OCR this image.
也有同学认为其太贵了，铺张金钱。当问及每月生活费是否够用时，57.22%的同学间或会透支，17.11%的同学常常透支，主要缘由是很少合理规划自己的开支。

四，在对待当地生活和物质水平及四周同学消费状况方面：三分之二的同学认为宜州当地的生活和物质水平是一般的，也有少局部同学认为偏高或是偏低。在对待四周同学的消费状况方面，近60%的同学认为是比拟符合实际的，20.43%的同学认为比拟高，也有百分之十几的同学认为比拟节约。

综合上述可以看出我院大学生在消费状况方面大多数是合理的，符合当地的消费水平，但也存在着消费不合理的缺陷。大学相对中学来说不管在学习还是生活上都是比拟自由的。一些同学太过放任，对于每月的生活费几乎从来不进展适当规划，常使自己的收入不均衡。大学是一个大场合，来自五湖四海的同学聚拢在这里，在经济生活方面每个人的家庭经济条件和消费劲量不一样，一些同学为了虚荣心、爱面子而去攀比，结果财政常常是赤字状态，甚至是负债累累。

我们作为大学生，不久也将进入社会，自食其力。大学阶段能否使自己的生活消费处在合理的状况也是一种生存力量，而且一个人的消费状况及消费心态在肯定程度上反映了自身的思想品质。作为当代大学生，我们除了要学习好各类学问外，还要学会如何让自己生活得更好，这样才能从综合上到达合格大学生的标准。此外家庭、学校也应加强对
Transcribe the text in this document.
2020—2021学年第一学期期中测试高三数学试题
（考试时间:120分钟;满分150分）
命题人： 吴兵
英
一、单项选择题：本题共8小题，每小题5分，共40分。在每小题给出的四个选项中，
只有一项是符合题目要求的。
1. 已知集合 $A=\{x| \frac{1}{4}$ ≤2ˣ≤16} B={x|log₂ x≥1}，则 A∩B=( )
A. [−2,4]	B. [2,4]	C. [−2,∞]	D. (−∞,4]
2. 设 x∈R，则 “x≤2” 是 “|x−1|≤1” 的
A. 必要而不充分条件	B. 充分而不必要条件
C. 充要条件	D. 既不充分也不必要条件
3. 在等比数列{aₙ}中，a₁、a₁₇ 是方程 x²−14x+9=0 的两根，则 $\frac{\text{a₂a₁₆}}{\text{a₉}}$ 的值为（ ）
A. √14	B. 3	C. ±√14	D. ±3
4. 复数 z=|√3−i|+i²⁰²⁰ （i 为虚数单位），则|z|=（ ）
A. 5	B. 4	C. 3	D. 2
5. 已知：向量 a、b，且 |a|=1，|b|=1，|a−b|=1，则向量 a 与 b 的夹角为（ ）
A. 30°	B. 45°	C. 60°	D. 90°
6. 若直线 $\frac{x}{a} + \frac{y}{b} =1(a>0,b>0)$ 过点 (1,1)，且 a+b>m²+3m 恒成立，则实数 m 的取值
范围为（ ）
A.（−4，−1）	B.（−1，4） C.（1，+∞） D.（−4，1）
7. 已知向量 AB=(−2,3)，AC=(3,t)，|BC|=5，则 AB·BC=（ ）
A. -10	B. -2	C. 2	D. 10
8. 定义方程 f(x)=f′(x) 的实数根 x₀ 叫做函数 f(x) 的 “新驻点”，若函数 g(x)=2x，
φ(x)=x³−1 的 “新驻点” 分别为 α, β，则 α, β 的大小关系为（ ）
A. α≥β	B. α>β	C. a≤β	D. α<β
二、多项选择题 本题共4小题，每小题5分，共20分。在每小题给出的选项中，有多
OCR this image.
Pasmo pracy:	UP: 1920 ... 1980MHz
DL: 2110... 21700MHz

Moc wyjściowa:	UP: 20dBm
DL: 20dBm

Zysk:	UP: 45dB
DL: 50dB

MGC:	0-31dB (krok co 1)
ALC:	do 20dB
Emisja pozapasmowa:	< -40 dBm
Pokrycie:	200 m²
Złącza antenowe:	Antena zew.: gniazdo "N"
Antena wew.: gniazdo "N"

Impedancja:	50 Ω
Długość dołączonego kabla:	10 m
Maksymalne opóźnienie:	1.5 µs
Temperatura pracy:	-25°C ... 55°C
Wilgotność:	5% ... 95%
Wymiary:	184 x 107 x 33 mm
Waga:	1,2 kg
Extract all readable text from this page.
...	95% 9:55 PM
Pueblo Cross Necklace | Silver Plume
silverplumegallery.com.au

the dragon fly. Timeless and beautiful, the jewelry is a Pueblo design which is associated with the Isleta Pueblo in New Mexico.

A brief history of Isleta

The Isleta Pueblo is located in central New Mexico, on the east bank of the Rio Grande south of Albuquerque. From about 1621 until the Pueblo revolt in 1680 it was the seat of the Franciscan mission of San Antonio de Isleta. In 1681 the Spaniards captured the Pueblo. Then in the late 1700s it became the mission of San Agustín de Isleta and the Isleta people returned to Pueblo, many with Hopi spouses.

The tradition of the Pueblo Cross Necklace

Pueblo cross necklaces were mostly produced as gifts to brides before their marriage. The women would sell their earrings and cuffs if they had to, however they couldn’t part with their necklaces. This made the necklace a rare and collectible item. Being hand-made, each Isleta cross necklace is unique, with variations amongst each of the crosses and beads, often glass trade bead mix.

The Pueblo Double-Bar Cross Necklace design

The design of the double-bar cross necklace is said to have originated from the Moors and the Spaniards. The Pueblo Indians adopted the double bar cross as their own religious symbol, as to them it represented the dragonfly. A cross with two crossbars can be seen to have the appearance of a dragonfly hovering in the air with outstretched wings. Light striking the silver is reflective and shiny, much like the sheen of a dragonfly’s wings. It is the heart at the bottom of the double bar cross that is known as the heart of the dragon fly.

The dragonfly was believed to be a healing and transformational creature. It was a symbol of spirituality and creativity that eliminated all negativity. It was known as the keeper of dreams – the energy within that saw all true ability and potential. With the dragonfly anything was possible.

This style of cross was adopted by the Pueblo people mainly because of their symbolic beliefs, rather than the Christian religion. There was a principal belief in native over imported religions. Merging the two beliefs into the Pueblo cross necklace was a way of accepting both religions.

- - -

EXERCISE
Filter the listing above by the word "people"; copy each line that passes.

TASK ANSWER
The Isleta Pueblo is located in central New Mexico, on the east bank of the Rio Grande south of Albuquerque. From about 1621 until the Pueblo revolt in 1680 it was the seat of the Franciscan mission of San Antonio de Isleta. In 1681 the Spaniards captured the Pueblo. Then in the late 1700s it became the mission of San Agustín de Isleta and the Isleta people returned to Pueblo, many with Hopi spouses.
This style of cross was adopted by the Pueblo people mainly because of their symbolic beliefs, rather than the Christian religion. There was a principal belief in native over imported religions. Merging the two beliefs into the Pueblo cross necklace was a way of accepting both religions.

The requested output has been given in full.